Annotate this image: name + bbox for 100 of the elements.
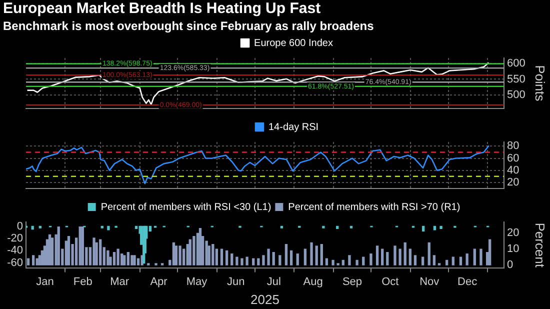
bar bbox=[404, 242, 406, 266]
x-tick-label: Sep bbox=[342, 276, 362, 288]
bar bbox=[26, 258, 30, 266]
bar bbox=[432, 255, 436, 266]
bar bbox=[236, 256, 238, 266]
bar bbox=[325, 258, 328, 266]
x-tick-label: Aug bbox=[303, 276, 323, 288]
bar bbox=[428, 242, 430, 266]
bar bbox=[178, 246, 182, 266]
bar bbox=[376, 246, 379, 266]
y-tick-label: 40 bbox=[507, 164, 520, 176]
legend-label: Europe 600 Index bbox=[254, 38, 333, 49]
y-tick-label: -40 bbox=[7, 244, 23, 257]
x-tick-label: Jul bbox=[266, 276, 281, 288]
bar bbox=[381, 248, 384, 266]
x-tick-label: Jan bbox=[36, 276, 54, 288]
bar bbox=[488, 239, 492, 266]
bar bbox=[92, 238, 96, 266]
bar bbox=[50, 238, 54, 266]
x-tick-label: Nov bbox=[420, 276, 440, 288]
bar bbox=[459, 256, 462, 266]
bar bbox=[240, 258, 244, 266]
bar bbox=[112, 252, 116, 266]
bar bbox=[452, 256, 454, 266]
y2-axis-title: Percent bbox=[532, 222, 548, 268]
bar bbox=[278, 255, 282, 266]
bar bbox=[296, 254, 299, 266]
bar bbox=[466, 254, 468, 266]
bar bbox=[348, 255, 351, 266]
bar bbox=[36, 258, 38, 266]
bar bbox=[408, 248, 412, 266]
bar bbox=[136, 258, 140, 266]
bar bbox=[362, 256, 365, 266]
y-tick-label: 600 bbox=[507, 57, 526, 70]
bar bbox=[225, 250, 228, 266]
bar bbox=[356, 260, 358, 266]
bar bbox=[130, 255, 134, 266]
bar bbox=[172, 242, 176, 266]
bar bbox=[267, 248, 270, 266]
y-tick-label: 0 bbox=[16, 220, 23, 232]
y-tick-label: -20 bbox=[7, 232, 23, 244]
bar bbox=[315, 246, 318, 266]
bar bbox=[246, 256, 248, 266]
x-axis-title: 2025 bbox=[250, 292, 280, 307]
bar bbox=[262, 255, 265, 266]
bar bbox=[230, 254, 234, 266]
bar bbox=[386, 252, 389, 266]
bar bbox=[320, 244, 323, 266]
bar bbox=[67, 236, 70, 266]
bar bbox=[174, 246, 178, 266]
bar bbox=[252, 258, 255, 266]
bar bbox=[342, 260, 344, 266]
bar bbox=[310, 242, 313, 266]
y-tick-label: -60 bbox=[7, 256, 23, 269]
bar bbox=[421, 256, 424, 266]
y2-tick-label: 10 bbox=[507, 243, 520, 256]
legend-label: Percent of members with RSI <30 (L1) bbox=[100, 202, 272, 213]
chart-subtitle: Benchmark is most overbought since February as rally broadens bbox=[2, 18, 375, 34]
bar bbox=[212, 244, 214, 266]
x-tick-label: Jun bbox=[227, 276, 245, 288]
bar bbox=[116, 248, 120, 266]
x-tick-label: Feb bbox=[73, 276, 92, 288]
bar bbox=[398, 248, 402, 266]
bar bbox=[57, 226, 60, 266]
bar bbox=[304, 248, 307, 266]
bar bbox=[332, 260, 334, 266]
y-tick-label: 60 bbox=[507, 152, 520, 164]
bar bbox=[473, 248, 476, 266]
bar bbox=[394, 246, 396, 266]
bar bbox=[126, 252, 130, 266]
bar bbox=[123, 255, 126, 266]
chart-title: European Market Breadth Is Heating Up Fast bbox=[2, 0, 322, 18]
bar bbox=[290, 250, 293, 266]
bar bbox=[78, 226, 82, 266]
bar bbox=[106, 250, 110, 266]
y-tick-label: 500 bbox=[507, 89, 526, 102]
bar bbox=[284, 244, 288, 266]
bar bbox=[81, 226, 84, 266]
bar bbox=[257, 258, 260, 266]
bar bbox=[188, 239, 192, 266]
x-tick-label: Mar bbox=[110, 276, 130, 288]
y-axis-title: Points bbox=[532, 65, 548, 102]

+===+

Requirement: Rewrite all the records above, changing every "x-tick-label" to "x-axis-label" and keeping everything else the same. Leave the pictures out.

Exercise result:
Annotate this image: name + bbox for 100 of the elements.
bar bbox=[404, 242, 406, 266]
x-axis-label: Sep bbox=[342, 276, 362, 288]
bar bbox=[26, 258, 30, 266]
bar bbox=[432, 255, 436, 266]
bar bbox=[236, 256, 238, 266]
bar bbox=[325, 258, 328, 266]
x-axis-label: Aug bbox=[303, 276, 323, 288]
bar bbox=[428, 242, 430, 266]
bar bbox=[178, 246, 182, 266]
bar bbox=[376, 246, 379, 266]
y-tick-label: 40 bbox=[507, 164, 520, 176]
legend-label: Europe 600 Index bbox=[254, 38, 333, 49]
y-tick-label: -40 bbox=[7, 244, 23, 257]
x-axis-label: Jul bbox=[266, 276, 281, 288]
bar bbox=[381, 248, 384, 266]
x-axis-label: Jan bbox=[36, 276, 54, 288]
bar bbox=[488, 239, 492, 266]
bar bbox=[92, 238, 96, 266]
bar bbox=[50, 238, 54, 266]
x-axis-label: Nov bbox=[420, 276, 440, 288]
bar bbox=[459, 256, 462, 266]
bar bbox=[240, 258, 244, 266]
bar bbox=[112, 252, 116, 266]
bar bbox=[452, 256, 454, 266]
y2-axis-title: Percent bbox=[532, 222, 548, 268]
bar bbox=[278, 255, 282, 266]
bar bbox=[296, 254, 299, 266]
bar bbox=[466, 254, 468, 266]
bar bbox=[348, 255, 351, 266]
bar bbox=[36, 258, 38, 266]
bar bbox=[408, 248, 412, 266]
bar bbox=[136, 258, 140, 266]
bar bbox=[362, 256, 365, 266]
y-tick-label: 600 bbox=[507, 57, 526, 70]
bar bbox=[225, 250, 228, 266]
bar bbox=[356, 260, 358, 266]
bar bbox=[130, 255, 134, 266]
bar bbox=[172, 242, 176, 266]
bar bbox=[267, 248, 270, 266]
y-tick-label: 0 bbox=[16, 220, 23, 232]
y-tick-label: -20 bbox=[7, 232, 23, 244]
bar bbox=[315, 246, 318, 266]
bar bbox=[246, 256, 248, 266]
x-axis-title: 2025 bbox=[250, 292, 280, 307]
bar bbox=[262, 255, 265, 266]
bar bbox=[230, 254, 234, 266]
bar bbox=[386, 252, 389, 266]
bar bbox=[320, 244, 323, 266]
bar bbox=[67, 236, 70, 266]
bar bbox=[174, 246, 178, 266]
bar bbox=[252, 258, 255, 266]
bar bbox=[342, 260, 344, 266]
bar bbox=[310, 242, 313, 266]
y-tick-label: -60 bbox=[7, 256, 23, 269]
bar bbox=[421, 256, 424, 266]
y2-tick-label: 10 bbox=[507, 243, 520, 256]
legend-label: Percent of members with RSI <30 (L1) bbox=[100, 202, 272, 213]
chart-subtitle: Benchmark is most overbought since February as rally broadens bbox=[2, 18, 375, 34]
bar bbox=[212, 244, 214, 266]
x-axis-label: Jun bbox=[227, 276, 245, 288]
bar bbox=[116, 248, 120, 266]
x-axis-label: Feb bbox=[73, 276, 92, 288]
bar bbox=[398, 248, 402, 266]
bar bbox=[57, 226, 60, 266]
bar bbox=[304, 248, 307, 266]
bar bbox=[332, 260, 334, 266]
y-tick-label: 60 bbox=[507, 152, 520, 164]
bar bbox=[473, 248, 476, 266]
bar bbox=[394, 246, 396, 266]
bar bbox=[126, 252, 130, 266]
bar bbox=[123, 255, 126, 266]
chart-title: European Market Breadth Is Heating Up Fast bbox=[2, 0, 322, 18]
bar bbox=[290, 250, 293, 266]
bar bbox=[78, 226, 82, 266]
bar bbox=[106, 250, 110, 266]
y-tick-label: 500 bbox=[507, 89, 526, 102]
bar bbox=[284, 244, 288, 266]
bar bbox=[81, 226, 84, 266]
bar bbox=[257, 258, 260, 266]
bar bbox=[188, 239, 192, 266]
x-axis-label: Mar bbox=[110, 276, 130, 288]
y-axis-title: Points bbox=[532, 65, 548, 102]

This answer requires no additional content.